Task prompt: Copy every record below exactly.

─── Entries

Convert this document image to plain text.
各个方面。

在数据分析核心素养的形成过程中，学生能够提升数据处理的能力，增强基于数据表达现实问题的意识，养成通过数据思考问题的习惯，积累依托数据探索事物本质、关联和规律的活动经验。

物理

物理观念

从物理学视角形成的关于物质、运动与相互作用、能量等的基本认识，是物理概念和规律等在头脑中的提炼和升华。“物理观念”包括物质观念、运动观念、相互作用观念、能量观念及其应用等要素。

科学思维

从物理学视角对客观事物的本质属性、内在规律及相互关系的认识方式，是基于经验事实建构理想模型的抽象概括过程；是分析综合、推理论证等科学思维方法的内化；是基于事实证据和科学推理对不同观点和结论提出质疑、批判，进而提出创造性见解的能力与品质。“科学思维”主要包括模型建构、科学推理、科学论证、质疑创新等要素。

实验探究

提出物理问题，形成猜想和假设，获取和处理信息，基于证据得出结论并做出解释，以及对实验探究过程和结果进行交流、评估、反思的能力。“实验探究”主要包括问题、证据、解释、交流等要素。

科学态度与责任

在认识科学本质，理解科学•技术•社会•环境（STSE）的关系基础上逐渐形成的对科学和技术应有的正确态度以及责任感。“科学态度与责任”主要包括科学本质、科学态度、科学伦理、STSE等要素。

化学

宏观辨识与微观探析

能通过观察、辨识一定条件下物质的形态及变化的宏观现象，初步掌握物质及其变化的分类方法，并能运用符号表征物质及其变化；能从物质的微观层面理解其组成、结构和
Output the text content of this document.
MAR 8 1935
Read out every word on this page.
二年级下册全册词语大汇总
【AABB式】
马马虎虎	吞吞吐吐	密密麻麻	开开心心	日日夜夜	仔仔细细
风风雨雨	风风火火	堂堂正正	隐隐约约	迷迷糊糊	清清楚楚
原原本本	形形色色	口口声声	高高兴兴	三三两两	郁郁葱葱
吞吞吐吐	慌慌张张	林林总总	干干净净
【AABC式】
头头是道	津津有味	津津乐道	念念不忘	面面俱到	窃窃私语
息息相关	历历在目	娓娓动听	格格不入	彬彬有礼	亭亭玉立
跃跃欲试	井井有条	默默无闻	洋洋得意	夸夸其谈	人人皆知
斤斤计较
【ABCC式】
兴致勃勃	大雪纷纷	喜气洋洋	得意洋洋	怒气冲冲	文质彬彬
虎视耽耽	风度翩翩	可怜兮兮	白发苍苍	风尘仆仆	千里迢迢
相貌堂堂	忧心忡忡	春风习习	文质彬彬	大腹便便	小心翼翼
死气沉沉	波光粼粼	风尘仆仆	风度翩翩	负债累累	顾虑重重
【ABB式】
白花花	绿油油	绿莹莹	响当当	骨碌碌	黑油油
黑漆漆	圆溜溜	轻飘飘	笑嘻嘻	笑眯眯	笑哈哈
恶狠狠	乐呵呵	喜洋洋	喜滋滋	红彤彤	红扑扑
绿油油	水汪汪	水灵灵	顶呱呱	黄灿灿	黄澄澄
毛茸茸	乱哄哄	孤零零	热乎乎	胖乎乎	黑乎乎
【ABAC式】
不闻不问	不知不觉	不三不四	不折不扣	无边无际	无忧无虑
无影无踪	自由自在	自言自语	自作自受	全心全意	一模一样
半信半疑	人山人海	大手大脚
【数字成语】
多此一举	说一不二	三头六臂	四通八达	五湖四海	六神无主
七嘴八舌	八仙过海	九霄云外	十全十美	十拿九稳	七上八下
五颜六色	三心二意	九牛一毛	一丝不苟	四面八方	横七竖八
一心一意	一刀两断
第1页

──────

Exercise output:
Convert this document image to plain text.
各个方面。

在数据分析核心素养的形成过程中，学生能够提升数据处理的能力，增强基于数据表达现实问题的意识，养成通过数据思考问题的习惯，积累依托数据探索事物本质、关联和规律的活动经验。

物理

物理观念

从物理学视角形成的关于物质、运动与相互作用、能量等的基本认识，是物理概念和规律等在头脑中的提炼和升华。“物理观念”包括物质观念、运动观念、相互作用观念、能量观念及其应用等要素。

科学思维

从物理学视角对客观事物的本质属性、内在规律及相互关系的认识方式，是基于经验事实建构理想模型的抽象概括过程；是分析综合、推理论证等科学思维方法的内化；是基于事实证据和科学推理对不同观点和结论提出质疑、批判，进而提出创造性见解的能力与品质。“科学思维”主要包括模型建构、科学推理、科学论证、质疑创新等要素。

实验探究

提出物理问题，形成猜想和假设，获取和处理信息，基于证据得出结论并做出解释，以及对实验探究过程和结果进行交流、评估、反思的能力。“实验探究”主要包括问题、证据、解释、交流等要素。

科学态度与责任

在认识科学本质，理解科学•技术•社会•环境（STSE）的关系基础上逐渐形成的对科学和技术应有的正确态度以及责任感。“科学态度与责任”主要包括科学本质、科学态度、科学伦理、STSE等要素。

化学

宏观辨识与微观探析

能通过观察、辨识一定条件下物质的形态及变化的宏观现象，初步掌握物质及其变化的分类方法，并能运用符号表征物质及其变化；能从物质的微观层面理解其组成、结构和
Output the text content of this document.
MAR 8 1935
Read out every word on this page.
二年级下册全册词语大汇总
【AABB式】
马马虎虎	吞吞吐吐	密密麻麻	开开心心	日日夜夜	仔仔细细
风风雨雨	风风火火	堂堂正正	隐隐约约	迷迷糊糊	清清楚楚
原原本本	形形色色	口口声声	高高兴兴	三三两两	郁郁葱葱
吞吞吐吐	慌慌张张	林林总总	干干净净
【AABC式】
头头是道	津津有味	津津乐道	念念不忘	面面俱到	窃窃私语
息息相关	历历在目	娓娓动听	格格不入	彬彬有礼	亭亭玉立
跃跃欲试	井井有条	默默无闻	洋洋得意	夸夸其谈	人人皆知
斤斤计较
【ABCC式】
兴致勃勃	大雪纷纷	喜气洋洋	得意洋洋	怒气冲冲	文质彬彬
虎视耽耽	风度翩翩	可怜兮兮	白发苍苍	风尘仆仆	千里迢迢
相貌堂堂	忧心忡忡	春风习习	文质彬彬	大腹便便	小心翼翼
死气沉沉	波光粼粼	风尘仆仆	风度翩翩	负债累累	顾虑重重
【ABB式】
白花花	绿油油	绿莹莹	响当当	骨碌碌	黑油油
黑漆漆	圆溜溜	轻飘飘	笑嘻嘻	笑眯眯	笑哈哈
恶狠狠	乐呵呵	喜洋洋	喜滋滋	红彤彤	红扑扑
绿油油	水汪汪	水灵灵	顶呱呱	黄灿灿	黄澄澄
毛茸茸	乱哄哄	孤零零	热乎乎	胖乎乎	黑乎乎
【ABAC式】
不闻不问	不知不觉	不三不四	不折不扣	无边无际	无忧无虑
无影无踪	自由自在	自言自语	自作自受	全心全意	一模一样
半信半疑	人山人海	大手大脚
【数字成语】
多此一举	说一不二	三头六臂	四通八达	五湖四海	六神无主
七嘴八舌	八仙过海	九霄云外	十全十美	十拿九稳	七上八下
五颜六色	三心二意	九牛一毛	一丝不苟	四面八方	横七竖八
一心一意	一刀两断
第1页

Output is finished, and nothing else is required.